*** DATA FOR THIS EXERCISE ***

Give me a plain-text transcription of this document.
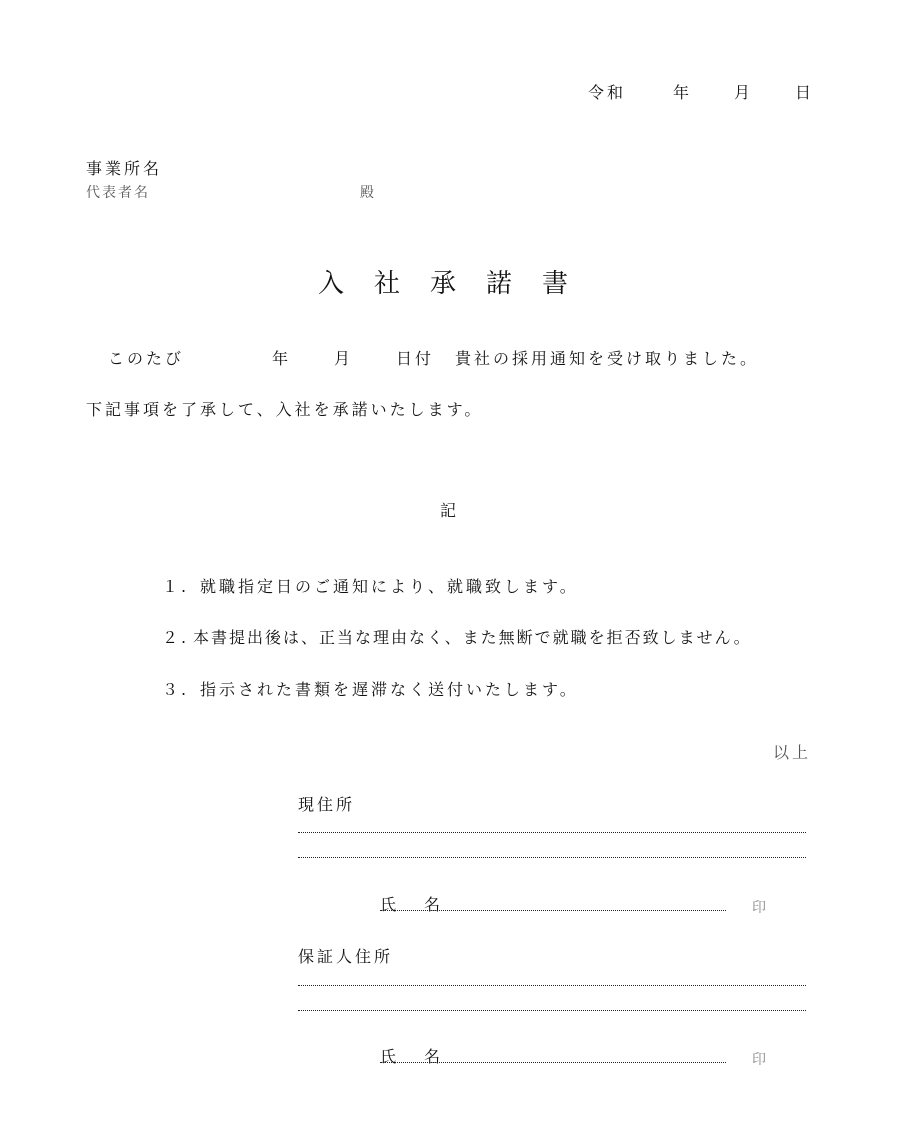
令和	年	月	日
事業所名
代表者名	殿
入社承諾書
このたび	年	月	日付 貴社の採用通知を受け取りました。
下記事項を了承して、入社を承諾いたします。
記
１. 就職指定日のご通知により、就職致します。
２. 本書提出後は、正当な理由なく、また無断で就職を拒否致しません。
３. 指示された書類を遅滞なく送付いたします。
以上
現住所
氏　名	印
保証人住所
氏　名	印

***

> **THE TASK**
Transcribe the records verbatim and omit the images.

> **CORRECT RESPONSE**
Give me a plain-text transcription of this document.
令和	年	月	日
事業所名
代表者名	殿
入社承諾書
このたび	年	月	日付 貴社の採用通知を受け取りました。
下記事項を了承して、入社を承諾いたします。
記
１. 就職指定日のご通知により、就職致します。
２. 本書提出後は、正当な理由なく、また無断で就職を拒否致しません。
３. 指示された書類を遅滞なく送付いたします。
以上
現住所
氏　名	印
保証人住所
氏　名	印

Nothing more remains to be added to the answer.